Records to process:
-----

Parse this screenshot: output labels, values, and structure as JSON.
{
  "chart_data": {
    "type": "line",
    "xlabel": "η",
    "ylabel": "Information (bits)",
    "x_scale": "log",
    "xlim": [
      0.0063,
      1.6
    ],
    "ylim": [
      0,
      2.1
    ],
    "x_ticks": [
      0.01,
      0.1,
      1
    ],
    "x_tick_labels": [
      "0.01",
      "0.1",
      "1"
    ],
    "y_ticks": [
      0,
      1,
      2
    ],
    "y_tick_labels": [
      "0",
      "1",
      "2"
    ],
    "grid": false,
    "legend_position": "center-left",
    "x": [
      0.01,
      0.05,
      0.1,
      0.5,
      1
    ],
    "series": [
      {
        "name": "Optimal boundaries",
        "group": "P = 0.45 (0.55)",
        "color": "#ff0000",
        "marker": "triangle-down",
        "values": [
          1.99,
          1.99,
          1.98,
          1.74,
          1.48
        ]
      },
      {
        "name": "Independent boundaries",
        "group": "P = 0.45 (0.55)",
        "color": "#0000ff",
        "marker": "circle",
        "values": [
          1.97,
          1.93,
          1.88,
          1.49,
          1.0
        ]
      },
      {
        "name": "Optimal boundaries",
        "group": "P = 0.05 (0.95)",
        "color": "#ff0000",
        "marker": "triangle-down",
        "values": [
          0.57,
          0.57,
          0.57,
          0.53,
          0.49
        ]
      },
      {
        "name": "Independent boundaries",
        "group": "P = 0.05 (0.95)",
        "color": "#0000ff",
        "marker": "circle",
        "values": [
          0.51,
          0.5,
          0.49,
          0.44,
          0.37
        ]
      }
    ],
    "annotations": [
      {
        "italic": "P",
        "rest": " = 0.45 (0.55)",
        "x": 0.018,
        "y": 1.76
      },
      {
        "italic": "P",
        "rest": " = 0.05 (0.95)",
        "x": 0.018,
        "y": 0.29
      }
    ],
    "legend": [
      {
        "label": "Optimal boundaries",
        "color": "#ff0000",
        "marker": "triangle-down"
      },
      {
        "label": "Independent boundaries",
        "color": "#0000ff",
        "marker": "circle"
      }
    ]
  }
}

-----

Required work: Reproduce the complete data exactly as presented above.

Answer to the task:
Parse this screenshot: output labels, values, and structure as JSON.
{
  "chart_data": {
    "type": "line",
    "xlabel": "η",
    "ylabel": "Information (bits)",
    "x_scale": "log",
    "xlim": [
      0.0063,
      1.6
    ],
    "ylim": [
      0,
      2.1
    ],
    "x_ticks": [
      0.01,
      0.1,
      1
    ],
    "x_tick_labels": [
      "0.01",
      "0.1",
      "1"
    ],
    "y_ticks": [
      0,
      1,
      2
    ],
    "y_tick_labels": [
      "0",
      "1",
      "2"
    ],
    "grid": false,
    "legend_position": "center-left",
    "x": [
      0.01,
      0.05,
      0.1,
      0.5,
      1
    ],
    "series": [
      {
        "name": "Optimal boundaries",
        "group": "P = 0.45 (0.55)",
        "color": "#ff0000",
        "marker": "triangle-down",
        "values": [
          1.99,
          1.99,
          1.98,
          1.74,
          1.48
        ]
      },
      {
        "name": "Independent boundaries",
        "group": "P = 0.45 (0.55)",
        "color": "#0000ff",
        "marker": "circle",
        "values": [
          1.97,
          1.93,
          1.88,
          1.49,
          1.0
        ]
      },
      {
        "name": "Optimal boundaries",
        "group": "P = 0.05 (0.95)",
        "color": "#ff0000",
        "marker": "triangle-down",
        "values": [
          0.57,
          0.57,
          0.57,
          0.53,
          0.49
        ]
      },
      {
        "name": "Independent boundaries",
        "group": "P = 0.05 (0.95)",
        "color": "#0000ff",
        "marker": "circle",
        "values": [
          0.51,
          0.5,
          0.49,
          0.44,
          0.37
        ]
      }
    ],
    "annotations": [
      {
        "italic": "P",
        "rest": " = 0.45 (0.55)",
        "x": 0.018,
        "y": 1.76
      },
      {
        "italic": "P",
        "rest": " = 0.05 (0.95)",
        "x": 0.018,
        "y": 0.29
      }
    ],
    "legend": [
      {
        "label": "Optimal boundaries",
        "color": "#ff0000",
        "marker": "triangle-down"
      },
      {
        "label": "Independent boundaries",
        "color": "#0000ff",
        "marker": "circle"
      }
    ]
  }
}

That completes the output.